> **EXTRACTED DATA**
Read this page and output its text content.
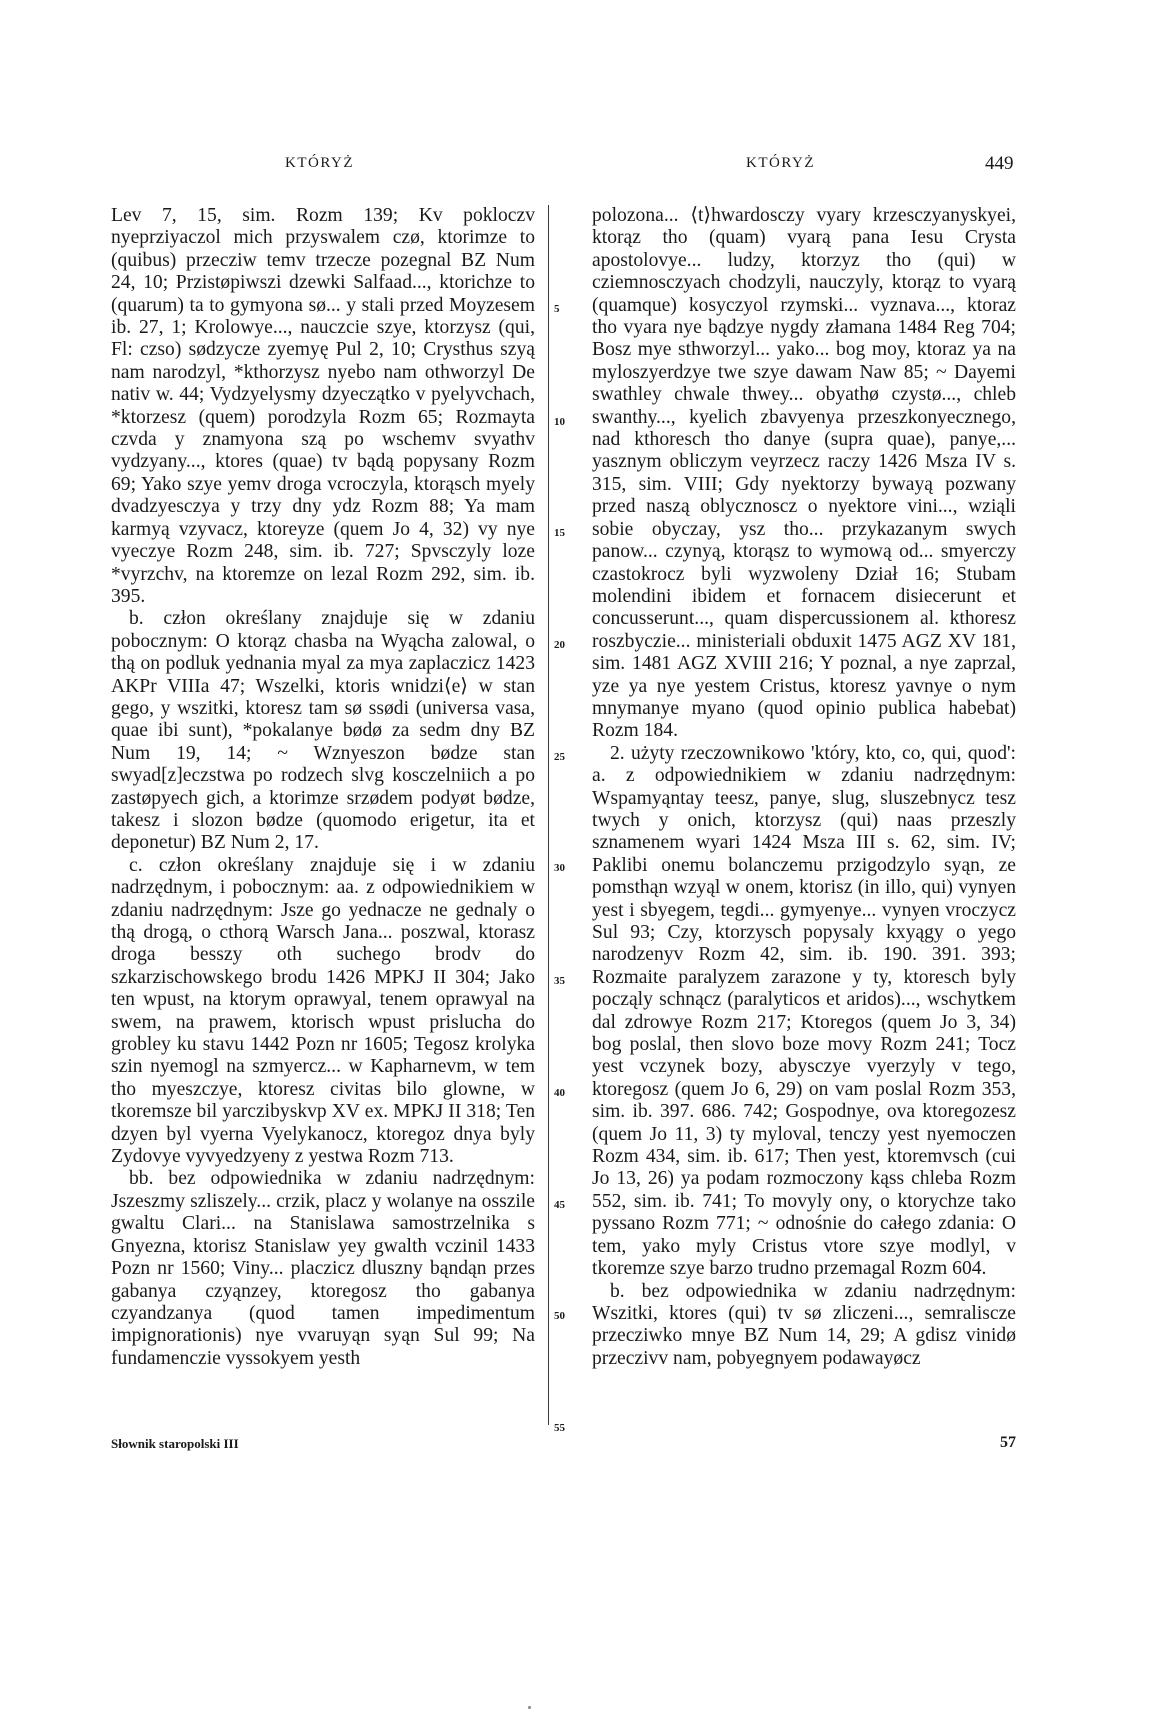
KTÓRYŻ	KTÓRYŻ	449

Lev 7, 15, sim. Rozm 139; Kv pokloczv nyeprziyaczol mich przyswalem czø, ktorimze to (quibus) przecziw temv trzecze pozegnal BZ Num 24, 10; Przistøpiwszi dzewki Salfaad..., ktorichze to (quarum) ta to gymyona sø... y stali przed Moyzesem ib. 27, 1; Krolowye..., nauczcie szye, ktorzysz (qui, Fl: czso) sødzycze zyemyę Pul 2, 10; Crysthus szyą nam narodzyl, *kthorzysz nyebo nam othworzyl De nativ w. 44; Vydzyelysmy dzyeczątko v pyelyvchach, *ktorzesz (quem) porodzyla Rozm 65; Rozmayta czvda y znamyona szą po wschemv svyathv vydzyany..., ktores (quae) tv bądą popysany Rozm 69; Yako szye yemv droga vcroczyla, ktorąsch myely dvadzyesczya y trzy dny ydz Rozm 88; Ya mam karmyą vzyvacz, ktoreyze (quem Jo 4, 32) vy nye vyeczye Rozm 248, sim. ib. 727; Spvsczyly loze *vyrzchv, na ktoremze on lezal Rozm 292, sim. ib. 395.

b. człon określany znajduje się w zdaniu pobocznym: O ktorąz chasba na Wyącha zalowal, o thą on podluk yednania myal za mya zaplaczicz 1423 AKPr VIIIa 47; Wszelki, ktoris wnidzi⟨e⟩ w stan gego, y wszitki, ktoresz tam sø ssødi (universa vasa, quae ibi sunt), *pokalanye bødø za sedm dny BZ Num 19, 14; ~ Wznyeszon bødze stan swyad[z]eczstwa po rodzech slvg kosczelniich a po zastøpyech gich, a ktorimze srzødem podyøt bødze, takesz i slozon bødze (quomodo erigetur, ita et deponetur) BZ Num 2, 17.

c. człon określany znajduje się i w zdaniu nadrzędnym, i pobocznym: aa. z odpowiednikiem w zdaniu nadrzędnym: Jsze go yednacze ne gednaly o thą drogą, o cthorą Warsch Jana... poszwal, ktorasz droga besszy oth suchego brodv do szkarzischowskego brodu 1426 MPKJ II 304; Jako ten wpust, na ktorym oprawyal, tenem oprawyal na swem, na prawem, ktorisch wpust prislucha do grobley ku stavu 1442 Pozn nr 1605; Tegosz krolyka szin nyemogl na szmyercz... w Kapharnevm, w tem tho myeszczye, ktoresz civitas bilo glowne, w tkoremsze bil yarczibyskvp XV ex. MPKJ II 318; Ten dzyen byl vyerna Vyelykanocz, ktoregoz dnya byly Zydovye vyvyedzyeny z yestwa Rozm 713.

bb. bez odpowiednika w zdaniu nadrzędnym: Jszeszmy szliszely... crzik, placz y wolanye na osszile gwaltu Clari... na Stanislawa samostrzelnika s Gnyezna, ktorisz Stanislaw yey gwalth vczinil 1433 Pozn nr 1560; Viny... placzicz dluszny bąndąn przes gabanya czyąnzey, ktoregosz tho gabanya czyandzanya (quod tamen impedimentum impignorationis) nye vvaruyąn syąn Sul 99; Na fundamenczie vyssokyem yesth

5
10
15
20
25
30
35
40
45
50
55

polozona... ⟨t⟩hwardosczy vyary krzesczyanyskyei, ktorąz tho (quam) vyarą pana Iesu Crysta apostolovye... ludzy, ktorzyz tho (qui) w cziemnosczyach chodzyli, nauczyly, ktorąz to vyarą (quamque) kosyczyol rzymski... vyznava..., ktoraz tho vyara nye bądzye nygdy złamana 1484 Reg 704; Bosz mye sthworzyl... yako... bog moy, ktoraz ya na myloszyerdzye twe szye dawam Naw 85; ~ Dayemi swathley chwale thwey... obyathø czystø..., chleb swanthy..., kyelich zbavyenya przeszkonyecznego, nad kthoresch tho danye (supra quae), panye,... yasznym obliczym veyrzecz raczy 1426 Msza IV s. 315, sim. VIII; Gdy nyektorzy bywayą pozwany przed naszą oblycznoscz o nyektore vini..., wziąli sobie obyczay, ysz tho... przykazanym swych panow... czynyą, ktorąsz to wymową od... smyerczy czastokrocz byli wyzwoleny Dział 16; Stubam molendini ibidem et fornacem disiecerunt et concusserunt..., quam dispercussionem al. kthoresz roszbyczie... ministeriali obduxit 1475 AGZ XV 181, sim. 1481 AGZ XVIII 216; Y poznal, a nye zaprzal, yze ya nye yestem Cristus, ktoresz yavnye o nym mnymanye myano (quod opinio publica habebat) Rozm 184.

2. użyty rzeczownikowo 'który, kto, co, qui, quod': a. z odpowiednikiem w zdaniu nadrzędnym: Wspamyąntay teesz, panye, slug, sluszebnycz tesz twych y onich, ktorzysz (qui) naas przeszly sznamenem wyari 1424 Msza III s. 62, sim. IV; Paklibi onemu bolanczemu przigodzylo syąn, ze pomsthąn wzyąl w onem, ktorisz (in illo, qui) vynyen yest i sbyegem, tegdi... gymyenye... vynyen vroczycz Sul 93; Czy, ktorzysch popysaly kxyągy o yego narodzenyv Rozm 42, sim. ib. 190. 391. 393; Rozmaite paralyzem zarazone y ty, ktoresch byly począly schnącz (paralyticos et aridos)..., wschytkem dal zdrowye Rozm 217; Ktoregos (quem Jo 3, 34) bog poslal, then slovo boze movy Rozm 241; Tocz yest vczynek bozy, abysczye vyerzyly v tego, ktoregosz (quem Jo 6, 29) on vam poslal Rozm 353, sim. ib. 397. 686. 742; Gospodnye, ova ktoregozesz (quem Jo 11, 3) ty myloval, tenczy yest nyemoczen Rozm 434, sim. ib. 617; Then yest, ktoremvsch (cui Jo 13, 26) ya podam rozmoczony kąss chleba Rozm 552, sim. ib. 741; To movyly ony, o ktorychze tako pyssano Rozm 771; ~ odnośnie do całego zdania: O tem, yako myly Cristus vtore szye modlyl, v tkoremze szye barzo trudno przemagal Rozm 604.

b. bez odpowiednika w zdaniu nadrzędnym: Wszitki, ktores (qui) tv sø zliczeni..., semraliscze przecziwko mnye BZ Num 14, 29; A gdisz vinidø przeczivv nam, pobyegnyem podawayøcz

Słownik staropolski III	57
---
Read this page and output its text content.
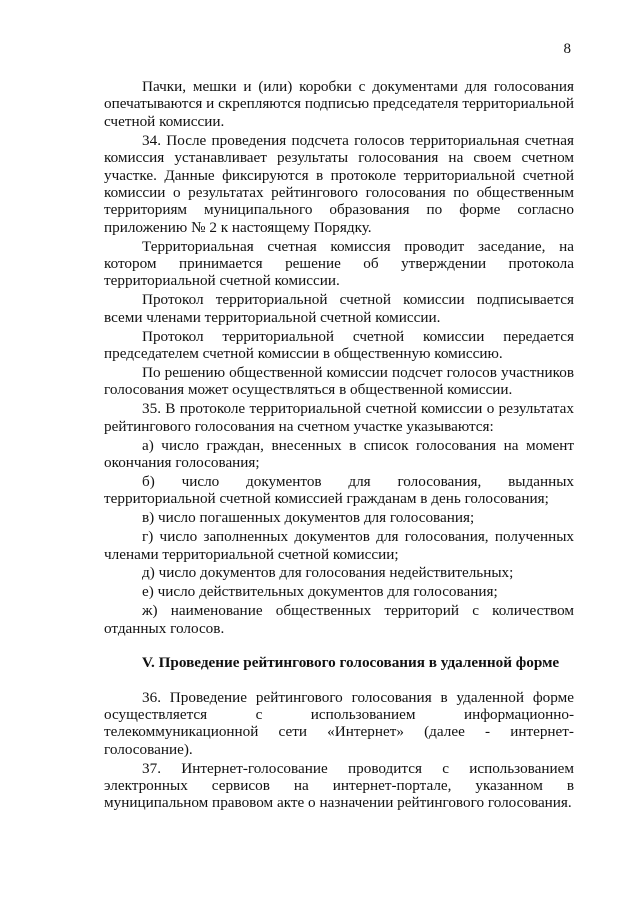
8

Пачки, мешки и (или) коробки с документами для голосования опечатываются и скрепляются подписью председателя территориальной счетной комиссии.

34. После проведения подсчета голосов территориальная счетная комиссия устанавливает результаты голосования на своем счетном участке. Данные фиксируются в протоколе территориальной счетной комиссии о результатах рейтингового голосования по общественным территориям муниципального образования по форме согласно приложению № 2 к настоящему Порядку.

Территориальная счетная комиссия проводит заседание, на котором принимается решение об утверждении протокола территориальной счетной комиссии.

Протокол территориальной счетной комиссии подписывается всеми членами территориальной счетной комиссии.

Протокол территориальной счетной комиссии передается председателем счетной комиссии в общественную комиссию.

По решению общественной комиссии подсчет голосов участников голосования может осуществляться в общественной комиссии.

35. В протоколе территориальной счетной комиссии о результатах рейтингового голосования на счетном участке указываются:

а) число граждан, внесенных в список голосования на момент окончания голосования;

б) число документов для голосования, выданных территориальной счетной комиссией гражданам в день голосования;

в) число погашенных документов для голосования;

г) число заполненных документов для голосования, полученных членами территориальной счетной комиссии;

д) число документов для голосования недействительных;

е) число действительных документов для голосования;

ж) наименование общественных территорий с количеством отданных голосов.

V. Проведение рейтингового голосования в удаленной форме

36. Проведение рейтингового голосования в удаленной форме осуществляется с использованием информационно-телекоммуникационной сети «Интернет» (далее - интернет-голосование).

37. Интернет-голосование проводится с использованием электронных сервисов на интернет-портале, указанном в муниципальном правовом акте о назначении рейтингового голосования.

> **WHAT THE EXERCISE ASKS**
Say, as a number only, how many lines of the data contain "комиссия".

> **IN RESPONSE**
2